*** SOURCE EXTRACT

Even under the simplest of conditions, moving can still be a hassle. But once you add kids into the equation, the process can become even more demanding and stressful. Transitioning to a new home is a big change, for children and adults. You may be leaving behind memories, family, and friends, and for children this change can feel even more jarring. It’s important to be aware of how your kids are feeling and create a plan and strategy to make the best transition possible. We’ve compiled some tips to help you navigate the moving process when kids are involved.
Involve Them in the Process
Depending on the age of your children, involving them in the process can help provide them with a better sense of control. By including them some of the planning and work, it can help them feel as if they are part of the team rather than just along for the ride. Older kids can help with packing and unpacking, organizing, assembling new furniture, etc. For younger children (at least two years and older), they may be able to help with things like wiping down surfaces, sweeping, and putting their toys into a box. As long as you are giving them tasks that are age-appropriate, don’t be afraid to get creative. Moving can be a great opportunity to teach your kids about responsibility, teamwork, and embracing change. Kids will also appreciate being filled in about the details of the move, which can help to ease their concerns and anxieties. If you can, show them pictures of your new home, their new school, local parks, and shops and attractions nearby.

******

REQUIRED ACTIONS:
1 - From the moving-with-kids article, list every place or thing it suggests showing children pictures of.
2 - Answer these questions from the moving-with-kids article:
(a) What three things does the opening paragraph say you may be leaving behind?
(b) How old must younger children be, at least, to help with tasks like sweeping?
(c) What three things does the article say moving can teach kids?

*** EXTRACTED MATERIAL

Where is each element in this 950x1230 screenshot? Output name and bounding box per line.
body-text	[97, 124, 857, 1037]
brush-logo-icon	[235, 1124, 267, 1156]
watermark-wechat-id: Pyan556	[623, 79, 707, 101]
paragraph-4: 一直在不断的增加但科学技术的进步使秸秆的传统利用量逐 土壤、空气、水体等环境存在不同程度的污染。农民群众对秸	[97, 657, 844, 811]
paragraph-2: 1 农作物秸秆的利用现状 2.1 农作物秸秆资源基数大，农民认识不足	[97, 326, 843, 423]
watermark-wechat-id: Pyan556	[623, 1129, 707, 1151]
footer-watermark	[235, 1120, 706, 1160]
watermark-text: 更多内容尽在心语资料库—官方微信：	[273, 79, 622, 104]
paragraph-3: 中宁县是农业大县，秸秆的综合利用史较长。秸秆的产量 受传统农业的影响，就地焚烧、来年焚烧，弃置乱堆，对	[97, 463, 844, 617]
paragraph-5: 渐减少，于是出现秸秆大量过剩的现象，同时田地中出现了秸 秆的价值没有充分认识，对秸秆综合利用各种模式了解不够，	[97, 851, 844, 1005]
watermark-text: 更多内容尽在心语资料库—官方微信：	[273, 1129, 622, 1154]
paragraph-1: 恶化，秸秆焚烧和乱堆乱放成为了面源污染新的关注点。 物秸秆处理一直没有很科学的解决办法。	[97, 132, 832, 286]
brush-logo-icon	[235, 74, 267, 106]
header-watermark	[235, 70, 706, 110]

******

RESPONSES FOR EACH TASK:
1 -
- Your new home
- Their new school
- Local parks
- Shops and attractions nearby

2 -
(a) Memories, family, and friends.
(b) At least two years old.
(c) Responsibility, teamwork, and embracing change.